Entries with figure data

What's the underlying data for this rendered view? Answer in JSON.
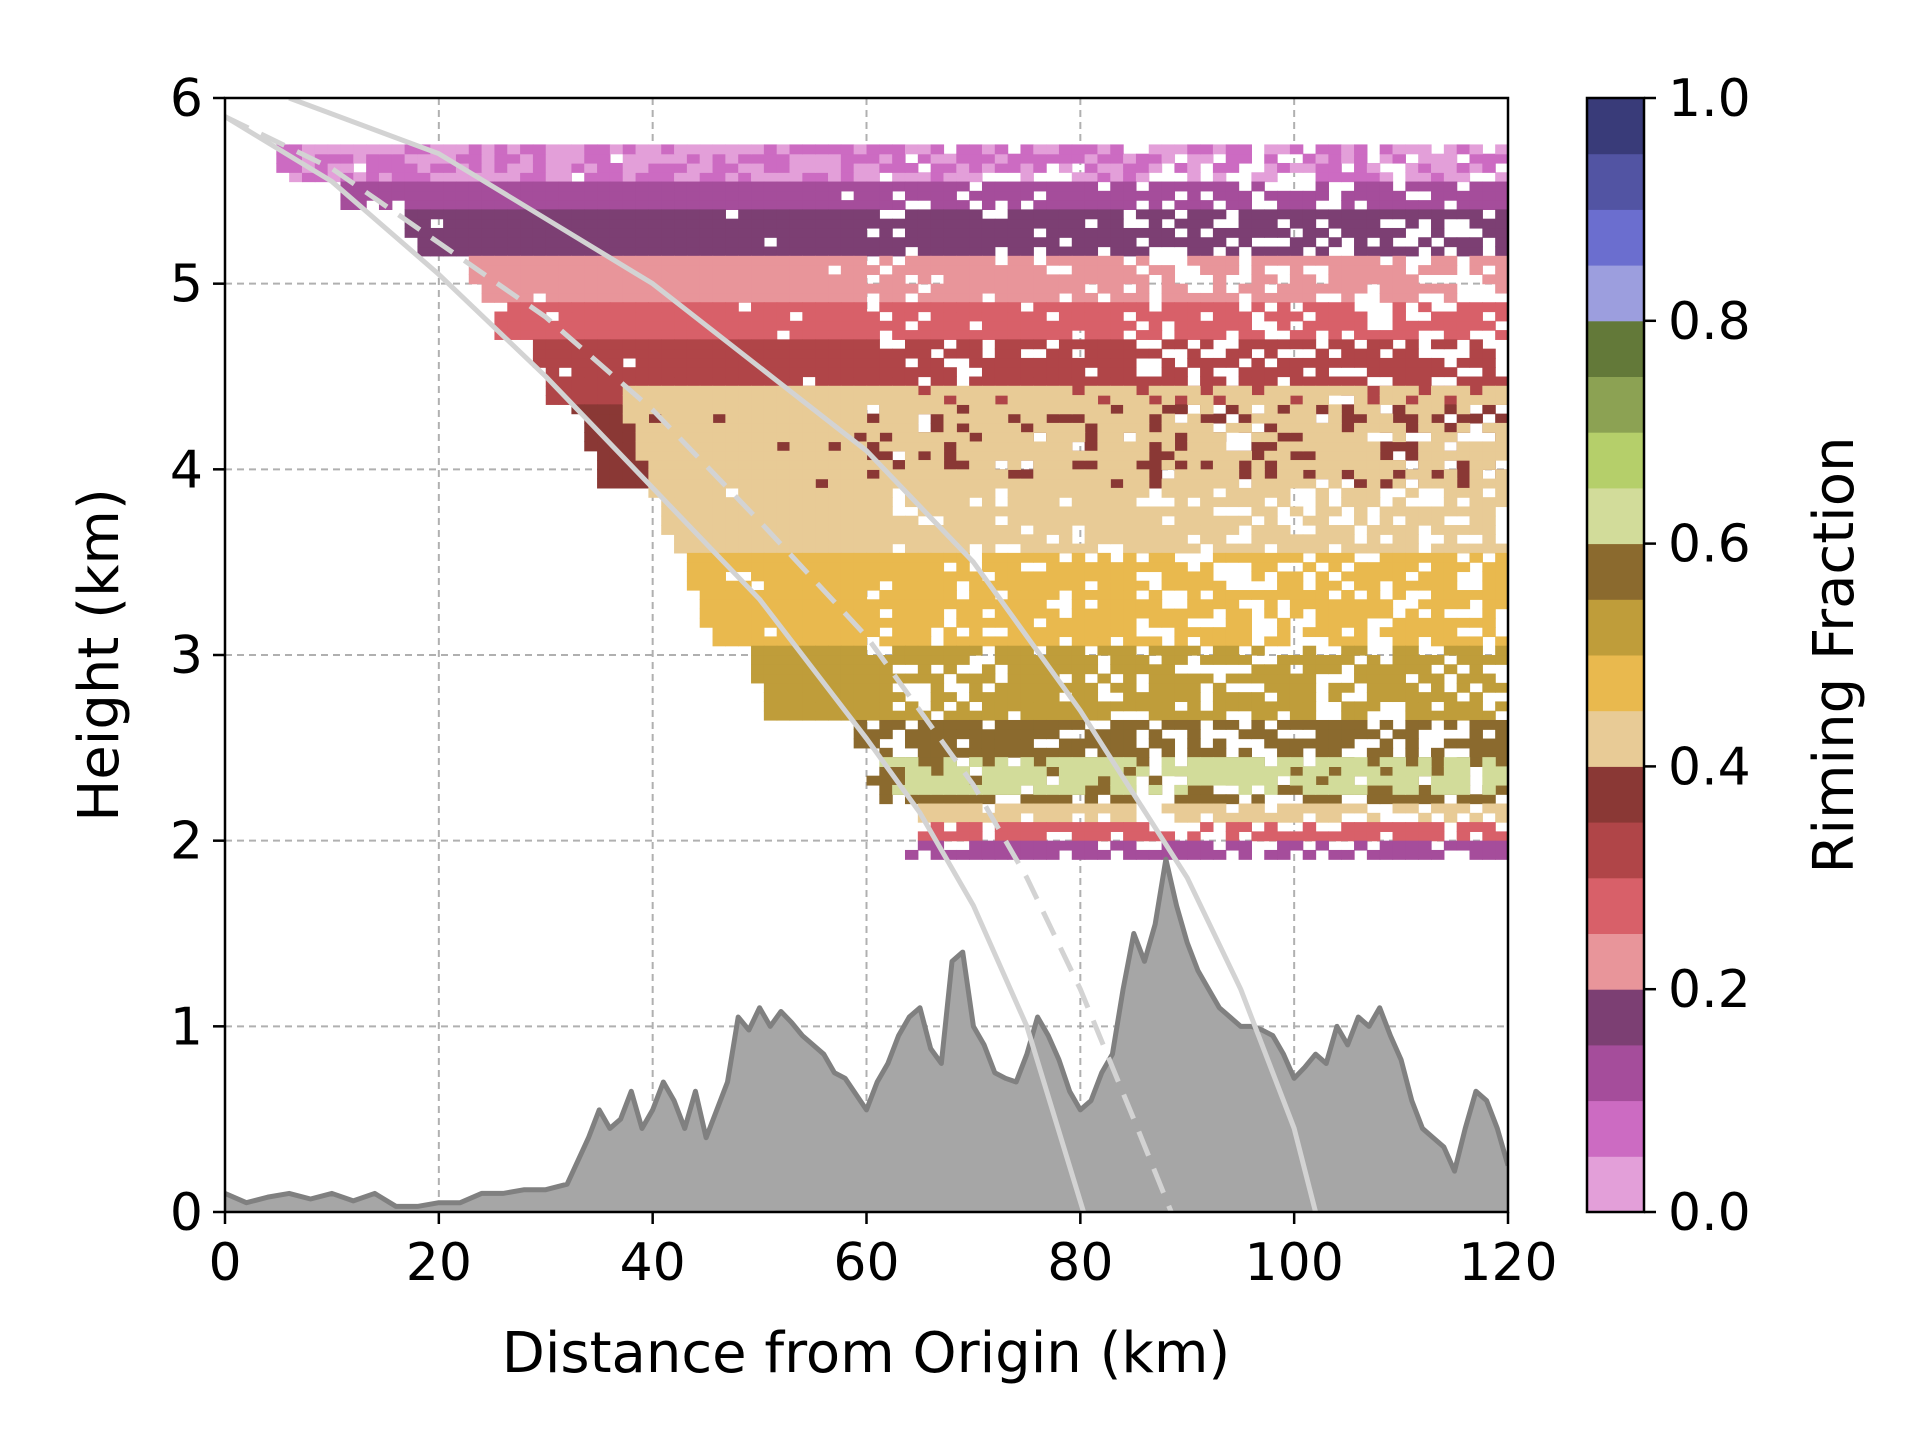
{
  "chart_data": {
    "type": "heatmap",
    "title": "",
    "xlabel": "Distance from Origin (km)",
    "ylabel": "Height (km)",
    "xlim": [
      0,
      120
    ],
    "ylim": [
      0,
      6
    ],
    "x_ticks": [
      "0",
      "20",
      "40",
      "60",
      "80",
      "100",
      "120"
    ],
    "y_ticks": [
      "0",
      "1",
      "2",
      "3",
      "4",
      "5",
      "6"
    ],
    "grid": true,
    "colorbar": {
      "label": "Riming Fraction",
      "range": [
        0.0,
        1.0
      ],
      "ticks": [
        "0.0",
        "0.2",
        "0.4",
        "0.6",
        "0.8",
        "1.0"
      ],
      "colors": [
        "#e39fd9",
        "#cc6bc2",
        "#a54d9b",
        "#7c3f73",
        "#e8959a",
        "#d86069",
        "#b04548",
        "#8a3835",
        "#e8cb96",
        "#e9b94e",
        "#bf9d3a",
        "#8b6a2e",
        "#d2dc9a",
        "#b5cf6a",
        "#8ca253",
        "#637939",
        "#9c9ede",
        "#6b6ecf",
        "#5254a3",
        "#393b79"
      ]
    },
    "bands": [
      {
        "riming": 0.05,
        "h_bottom": 5.55,
        "h_top": 5.75,
        "start": 4
      },
      {
        "riming": 0.12,
        "h_bottom": 5.4,
        "h_top": 5.55,
        "start": 10
      },
      {
        "riming": 0.17,
        "h_bottom": 5.15,
        "h_top": 5.4,
        "start": 16
      },
      {
        "riming": 0.23,
        "h_bottom": 4.9,
        "h_top": 5.15,
        "start": 22
      },
      {
        "riming": 0.27,
        "h_bottom": 4.7,
        "h_top": 4.9,
        "start": 24
      },
      {
        "riming": 0.32,
        "h_bottom": 4.35,
        "h_top": 4.7,
        "start": 28
      },
      {
        "riming": 0.37,
        "h_bottom": 3.9,
        "h_top": 4.35,
        "start": 32
      },
      {
        "riming": 0.42,
        "h_bottom": 3.55,
        "h_top": 4.45,
        "start": 36
      },
      {
        "riming": 0.47,
        "h_bottom": 3.05,
        "h_top": 3.55,
        "start": 42
      },
      {
        "riming": 0.52,
        "h_bottom": 2.65,
        "h_top": 3.05,
        "start": 48
      },
      {
        "riming": 0.57,
        "h_bottom": 2.2,
        "h_top": 2.65,
        "start": 58
      },
      {
        "riming": 0.62,
        "h_bottom": 2.25,
        "h_top": 2.45,
        "start": 61
      },
      {
        "riming": 0.42,
        "h_bottom": 2.1,
        "h_top": 2.2,
        "start": 64
      },
      {
        "riming": 0.27,
        "h_bottom": 2.0,
        "h_top": 2.1,
        "start": 64
      },
      {
        "riming": 0.12,
        "h_bottom": 1.9,
        "h_top": 2.0,
        "start": 63
      }
    ],
    "terrain": {
      "x": [
        0,
        2,
        4,
        6,
        8,
        10,
        12,
        14,
        16,
        18,
        20,
        22,
        24,
        26,
        28,
        30,
        32,
        34,
        35,
        36,
        37,
        38,
        39,
        40,
        41,
        42,
        43,
        44,
        45,
        46,
        47,
        48,
        49,
        50,
        51,
        52,
        53,
        54,
        55,
        56,
        57,
        58,
        60,
        61,
        62,
        63,
        64,
        65,
        66,
        67,
        68,
        69,
        70,
        71,
        72,
        73,
        74,
        75,
        76,
        77,
        78,
        79,
        80,
        81,
        82,
        83,
        84,
        85,
        86,
        87,
        88,
        89,
        90,
        91,
        92,
        93,
        94,
        95,
        96,
        97,
        98,
        99,
        100,
        101,
        102,
        103,
        104,
        105,
        106,
        107,
        108,
        109,
        110,
        111,
        112,
        113,
        114,
        115,
        116,
        117,
        118,
        119,
        120
      ],
      "y": [
        0.1,
        0.05,
        0.08,
        0.1,
        0.07,
        0.1,
        0.06,
        0.1,
        0.03,
        0.03,
        0.05,
        0.05,
        0.1,
        0.1,
        0.12,
        0.12,
        0.15,
        0.4,
        0.55,
        0.45,
        0.5,
        0.65,
        0.45,
        0.55,
        0.7,
        0.6,
        0.45,
        0.65,
        0.4,
        0.55,
        0.7,
        1.05,
        0.98,
        1.1,
        1.0,
        1.08,
        1.02,
        0.95,
        0.9,
        0.85,
        0.75,
        0.72,
        0.55,
        0.7,
        0.8,
        0.95,
        1.05,
        1.1,
        0.88,
        0.8,
        1.35,
        1.4,
        1.0,
        0.9,
        0.75,
        0.72,
        0.7,
        0.85,
        1.05,
        0.95,
        0.82,
        0.65,
        0.55,
        0.6,
        0.75,
        0.85,
        1.2,
        1.5,
        1.35,
        1.55,
        1.9,
        1.65,
        1.45,
        1.3,
        1.2,
        1.1,
        1.05,
        1.0,
        1.0,
        0.98,
        0.95,
        0.85,
        0.72,
        0.78,
        0.85,
        0.8,
        1.0,
        0.9,
        1.05,
        1.0,
        1.1,
        0.95,
        0.82,
        0.6,
        0.45,
        0.4,
        0.35,
        0.22,
        0.45,
        0.65,
        0.6,
        0.45,
        0.25
      ]
    },
    "beam_lines": [
      {
        "style": "solid",
        "x": [
          6,
          20,
          40,
          60,
          70,
          80,
          90,
          95,
          100,
          102
        ],
        "y": [
          6.0,
          5.7,
          5.0,
          4.1,
          3.5,
          2.7,
          1.8,
          1.2,
          0.45,
          0.0
        ]
      },
      {
        "style": "dashed",
        "x": [
          0,
          10,
          20,
          30,
          40,
          50,
          60,
          70,
          75,
          80,
          85,
          88.5
        ],
        "y": [
          5.9,
          5.62,
          5.22,
          4.82,
          4.32,
          3.72,
          3.1,
          2.3,
          1.8,
          1.2,
          0.5,
          0.0
        ]
      },
      {
        "style": "solid",
        "x": [
          0,
          10,
          20,
          30,
          40,
          50,
          60,
          65,
          70,
          75,
          80.3
        ],
        "y": [
          5.9,
          5.55,
          5.05,
          4.5,
          3.9,
          3.3,
          2.55,
          2.15,
          1.65,
          1.0,
          0.0
        ]
      }
    ]
  }
}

▸ TASK INSTRUCTIONS
Output the records above exactly; leave out the pictures.

▸ WRITTEN ANSWER
What's the underlying data for this rendered view? Answer in JSON.
{
  "chart_data": {
    "type": "heatmap",
    "title": "",
    "xlabel": "Distance from Origin (km)",
    "ylabel": "Height (km)",
    "xlim": [
      0,
      120
    ],
    "ylim": [
      0,
      6
    ],
    "x_ticks": [
      "0",
      "20",
      "40",
      "60",
      "80",
      "100",
      "120"
    ],
    "y_ticks": [
      "0",
      "1",
      "2",
      "3",
      "4",
      "5",
      "6"
    ],
    "grid": true,
    "colorbar": {
      "label": "Riming Fraction",
      "range": [
        0.0,
        1.0
      ],
      "ticks": [
        "0.0",
        "0.2",
        "0.4",
        "0.6",
        "0.8",
        "1.0"
      ],
      "colors": [
        "#e39fd9",
        "#cc6bc2",
        "#a54d9b",
        "#7c3f73",
        "#e8959a",
        "#d86069",
        "#b04548",
        "#8a3835",
        "#e8cb96",
        "#e9b94e",
        "#bf9d3a",
        "#8b6a2e",
        "#d2dc9a",
        "#b5cf6a",
        "#8ca253",
        "#637939",
        "#9c9ede",
        "#6b6ecf",
        "#5254a3",
        "#393b79"
      ]
    },
    "bands": [
      {
        "riming": 0.05,
        "h_bottom": 5.55,
        "h_top": 5.75,
        "start": 4
      },
      {
        "riming": 0.12,
        "h_bottom": 5.4,
        "h_top": 5.55,
        "start": 10
      },
      {
        "riming": 0.17,
        "h_bottom": 5.15,
        "h_top": 5.4,
        "start": 16
      },
      {
        "riming": 0.23,
        "h_bottom": 4.9,
        "h_top": 5.15,
        "start": 22
      },
      {
        "riming": 0.27,
        "h_bottom": 4.7,
        "h_top": 4.9,
        "start": 24
      },
      {
        "riming": 0.32,
        "h_bottom": 4.35,
        "h_top": 4.7,
        "start": 28
      },
      {
        "riming": 0.37,
        "h_bottom": 3.9,
        "h_top": 4.35,
        "start": 32
      },
      {
        "riming": 0.42,
        "h_bottom": 3.55,
        "h_top": 4.45,
        "start": 36
      },
      {
        "riming": 0.47,
        "h_bottom": 3.05,
        "h_top": 3.55,
        "start": 42
      },
      {
        "riming": 0.52,
        "h_bottom": 2.65,
        "h_top": 3.05,
        "start": 48
      },
      {
        "riming": 0.57,
        "h_bottom": 2.2,
        "h_top": 2.65,
        "start": 58
      },
      {
        "riming": 0.62,
        "h_bottom": 2.25,
        "h_top": 2.45,
        "start": 61
      },
      {
        "riming": 0.42,
        "h_bottom": 2.1,
        "h_top": 2.2,
        "start": 64
      },
      {
        "riming": 0.27,
        "h_bottom": 2.0,
        "h_top": 2.1,
        "start": 64
      },
      {
        "riming": 0.12,
        "h_bottom": 1.9,
        "h_top": 2.0,
        "start": 63
      }
    ],
    "terrain": {
      "x": [
        0,
        2,
        4,
        6,
        8,
        10,
        12,
        14,
        16,
        18,
        20,
        22,
        24,
        26,
        28,
        30,
        32,
        34,
        35,
        36,
        37,
        38,
        39,
        40,
        41,
        42,
        43,
        44,
        45,
        46,
        47,
        48,
        49,
        50,
        51,
        52,
        53,
        54,
        55,
        56,
        57,
        58,
        60,
        61,
        62,
        63,
        64,
        65,
        66,
        67,
        68,
        69,
        70,
        71,
        72,
        73,
        74,
        75,
        76,
        77,
        78,
        79,
        80,
        81,
        82,
        83,
        84,
        85,
        86,
        87,
        88,
        89,
        90,
        91,
        92,
        93,
        94,
        95,
        96,
        97,
        98,
        99,
        100,
        101,
        102,
        103,
        104,
        105,
        106,
        107,
        108,
        109,
        110,
        111,
        112,
        113,
        114,
        115,
        116,
        117,
        118,
        119,
        120
      ],
      "y": [
        0.1,
        0.05,
        0.08,
        0.1,
        0.07,
        0.1,
        0.06,
        0.1,
        0.03,
        0.03,
        0.05,
        0.05,
        0.1,
        0.1,
        0.12,
        0.12,
        0.15,
        0.4,
        0.55,
        0.45,
        0.5,
        0.65,
        0.45,
        0.55,
        0.7,
        0.6,
        0.45,
        0.65,
        0.4,
        0.55,
        0.7,
        1.05,
        0.98,
        1.1,
        1.0,
        1.08,
        1.02,
        0.95,
        0.9,
        0.85,
        0.75,
        0.72,
        0.55,
        0.7,
        0.8,
        0.95,
        1.05,
        1.1,
        0.88,
        0.8,
        1.35,
        1.4,
        1.0,
        0.9,
        0.75,
        0.72,
        0.7,
        0.85,
        1.05,
        0.95,
        0.82,
        0.65,
        0.55,
        0.6,
        0.75,
        0.85,
        1.2,
        1.5,
        1.35,
        1.55,
        1.9,
        1.65,
        1.45,
        1.3,
        1.2,
        1.1,
        1.05,
        1.0,
        1.0,
        0.98,
        0.95,
        0.85,
        0.72,
        0.78,
        0.85,
        0.8,
        1.0,
        0.9,
        1.05,
        1.0,
        1.1,
        0.95,
        0.82,
        0.6,
        0.45,
        0.4,
        0.35,
        0.22,
        0.45,
        0.65,
        0.6,
        0.45,
        0.25
      ]
    },
    "beam_lines": [
      {
        "style": "solid",
        "x": [
          6,
          20,
          40,
          60,
          70,
          80,
          90,
          95,
          100,
          102
        ],
        "y": [
          6.0,
          5.7,
          5.0,
          4.1,
          3.5,
          2.7,
          1.8,
          1.2,
          0.45,
          0.0
        ]
      },
      {
        "style": "dashed",
        "x": [
          0,
          10,
          20,
          30,
          40,
          50,
          60,
          70,
          75,
          80,
          85,
          88.5
        ],
        "y": [
          5.9,
          5.62,
          5.22,
          4.82,
          4.32,
          3.72,
          3.1,
          2.3,
          1.8,
          1.2,
          0.5,
          0.0
        ]
      },
      {
        "style": "solid",
        "x": [
          0,
          10,
          20,
          30,
          40,
          50,
          60,
          65,
          70,
          75,
          80.3
        ],
        "y": [
          5.9,
          5.55,
          5.05,
          4.5,
          3.9,
          3.3,
          2.55,
          2.15,
          1.65,
          1.0,
          0.0
        ]
      }
    ]
  }
}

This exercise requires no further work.